Your task:
For the copy, please give all of the data again exactly and leave the pictures out.

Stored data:
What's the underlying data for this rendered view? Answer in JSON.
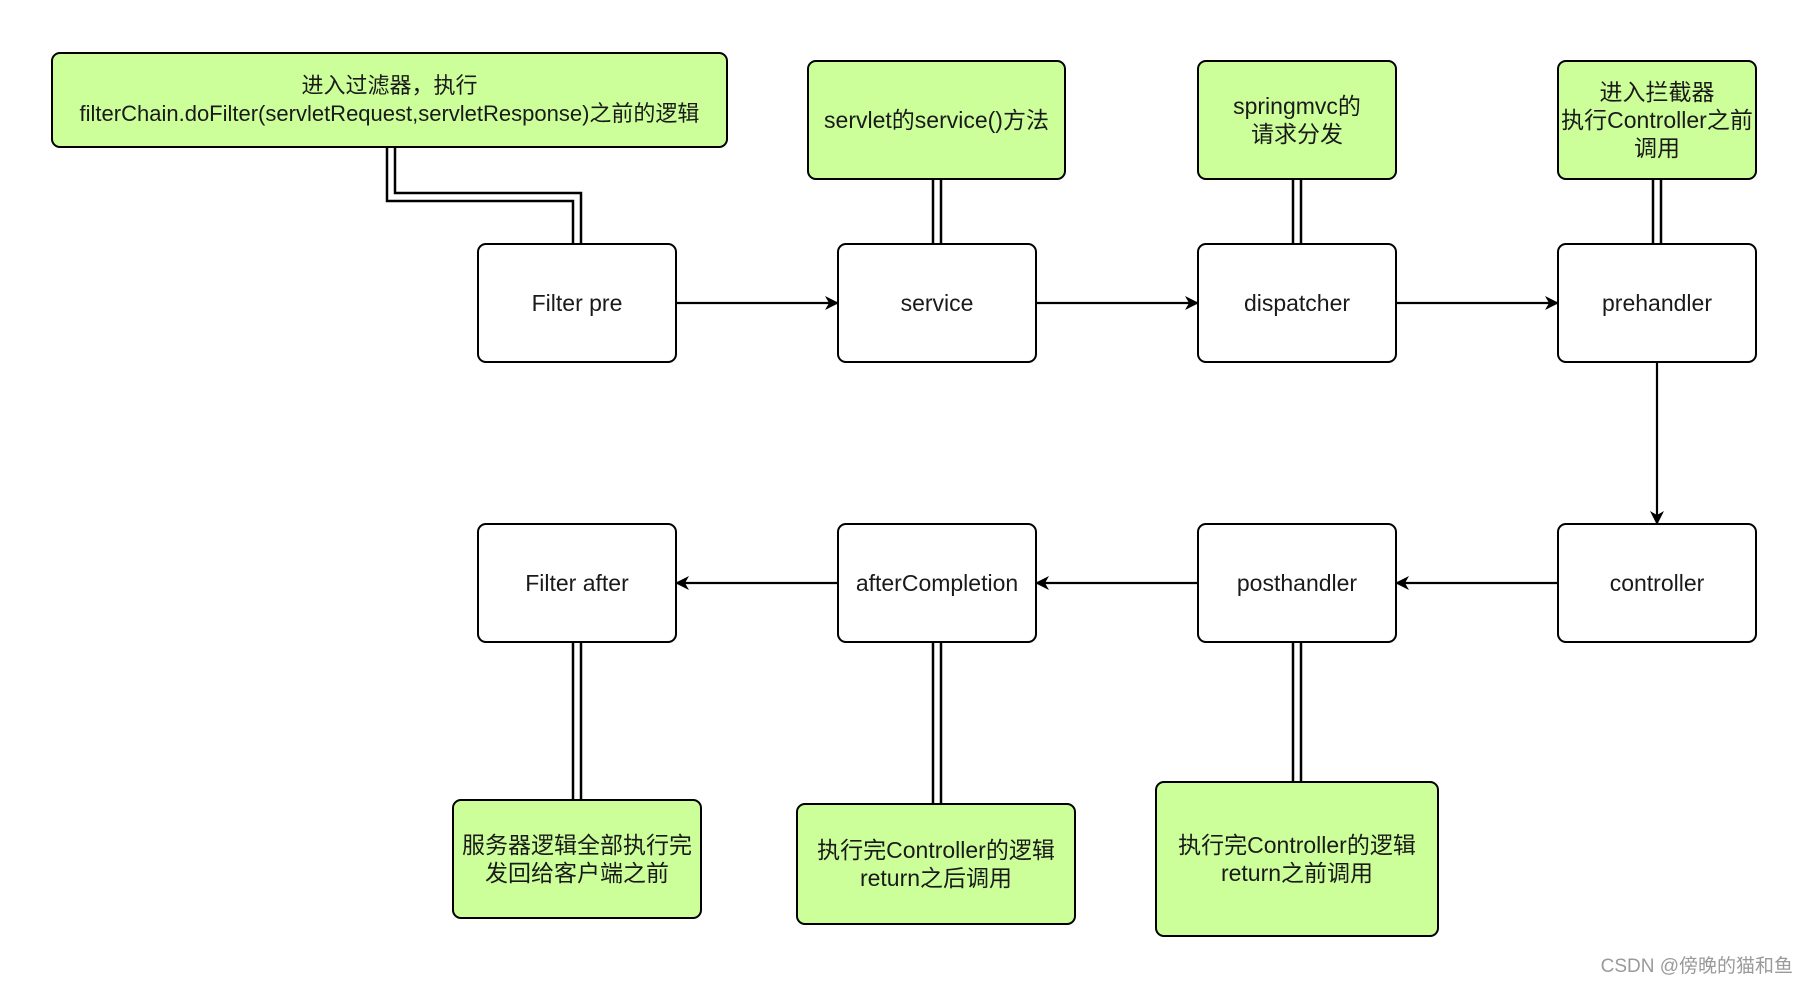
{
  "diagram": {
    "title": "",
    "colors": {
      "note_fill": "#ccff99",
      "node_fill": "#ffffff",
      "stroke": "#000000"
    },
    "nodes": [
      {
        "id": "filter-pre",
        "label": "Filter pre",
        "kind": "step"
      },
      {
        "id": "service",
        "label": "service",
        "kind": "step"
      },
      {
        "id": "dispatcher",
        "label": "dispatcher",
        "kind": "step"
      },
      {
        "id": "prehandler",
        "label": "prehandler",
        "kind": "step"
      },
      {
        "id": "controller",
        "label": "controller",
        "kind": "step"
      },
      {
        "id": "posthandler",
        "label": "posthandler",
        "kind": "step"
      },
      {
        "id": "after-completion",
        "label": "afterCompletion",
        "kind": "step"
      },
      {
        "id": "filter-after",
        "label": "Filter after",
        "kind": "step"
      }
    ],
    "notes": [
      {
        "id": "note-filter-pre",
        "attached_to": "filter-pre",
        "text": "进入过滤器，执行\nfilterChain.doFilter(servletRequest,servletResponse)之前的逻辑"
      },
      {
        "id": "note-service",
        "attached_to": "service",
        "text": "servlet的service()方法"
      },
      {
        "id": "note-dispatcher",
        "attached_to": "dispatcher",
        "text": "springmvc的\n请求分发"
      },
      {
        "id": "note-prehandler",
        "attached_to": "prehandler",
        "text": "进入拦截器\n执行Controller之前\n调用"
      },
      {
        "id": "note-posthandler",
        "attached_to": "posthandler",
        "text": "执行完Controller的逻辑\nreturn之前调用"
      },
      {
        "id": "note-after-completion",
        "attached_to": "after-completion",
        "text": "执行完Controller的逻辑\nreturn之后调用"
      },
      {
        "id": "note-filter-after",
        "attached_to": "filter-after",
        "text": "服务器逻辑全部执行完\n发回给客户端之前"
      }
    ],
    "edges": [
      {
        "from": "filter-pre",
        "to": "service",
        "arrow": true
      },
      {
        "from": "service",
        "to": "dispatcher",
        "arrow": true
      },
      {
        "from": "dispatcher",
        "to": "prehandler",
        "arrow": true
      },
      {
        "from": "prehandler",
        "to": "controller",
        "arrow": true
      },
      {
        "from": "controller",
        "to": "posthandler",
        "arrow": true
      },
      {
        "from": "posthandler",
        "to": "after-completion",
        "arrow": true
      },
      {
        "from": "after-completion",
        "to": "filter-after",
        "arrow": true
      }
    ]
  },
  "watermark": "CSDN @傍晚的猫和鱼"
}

Complete answer:
What's the underlying data for this rendered view? Answer in JSON.
{
  "diagram": {
    "title": "",
    "colors": {
      "note_fill": "#ccff99",
      "node_fill": "#ffffff",
      "stroke": "#000000"
    },
    "nodes": [
      {
        "id": "filter-pre",
        "label": "Filter pre",
        "kind": "step"
      },
      {
        "id": "service",
        "label": "service",
        "kind": "step"
      },
      {
        "id": "dispatcher",
        "label": "dispatcher",
        "kind": "step"
      },
      {
        "id": "prehandler",
        "label": "prehandler",
        "kind": "step"
      },
      {
        "id": "controller",
        "label": "controller",
        "kind": "step"
      },
      {
        "id": "posthandler",
        "label": "posthandler",
        "kind": "step"
      },
      {
        "id": "after-completion",
        "label": "afterCompletion",
        "kind": "step"
      },
      {
        "id": "filter-after",
        "label": "Filter after",
        "kind": "step"
      }
    ],
    "notes": [
      {
        "id": "note-filter-pre",
        "attached_to": "filter-pre",
        "text": "进入过滤器，执行\nfilterChain.doFilter(servletRequest,servletResponse)之前的逻辑"
      },
      {
        "id": "note-service",
        "attached_to": "service",
        "text": "servlet的service()方法"
      },
      {
        "id": "note-dispatcher",
        "attached_to": "dispatcher",
        "text": "springmvc的\n请求分发"
      },
      {
        "id": "note-prehandler",
        "attached_to": "prehandler",
        "text": "进入拦截器\n执行Controller之前\n调用"
      },
      {
        "id": "note-posthandler",
        "attached_to": "posthandler",
        "text": "执行完Controller的逻辑\nreturn之前调用"
      },
      {
        "id": "note-after-completion",
        "attached_to": "after-completion",
        "text": "执行完Controller的逻辑\nreturn之后调用"
      },
      {
        "id": "note-filter-after",
        "attached_to": "filter-after",
        "text": "服务器逻辑全部执行完\n发回给客户端之前"
      }
    ],
    "edges": [
      {
        "from": "filter-pre",
        "to": "service",
        "arrow": true
      },
      {
        "from": "service",
        "to": "dispatcher",
        "arrow": true
      },
      {
        "from": "dispatcher",
        "to": "prehandler",
        "arrow": true
      },
      {
        "from": "prehandler",
        "to": "controller",
        "arrow": true
      },
      {
        "from": "controller",
        "to": "posthandler",
        "arrow": true
      },
      {
        "from": "posthandler",
        "to": "after-completion",
        "arrow": true
      },
      {
        "from": "after-completion",
        "to": "filter-after",
        "arrow": true
      }
    ]
  },
  "watermark": "CSDN @傍晚的猫和鱼"
}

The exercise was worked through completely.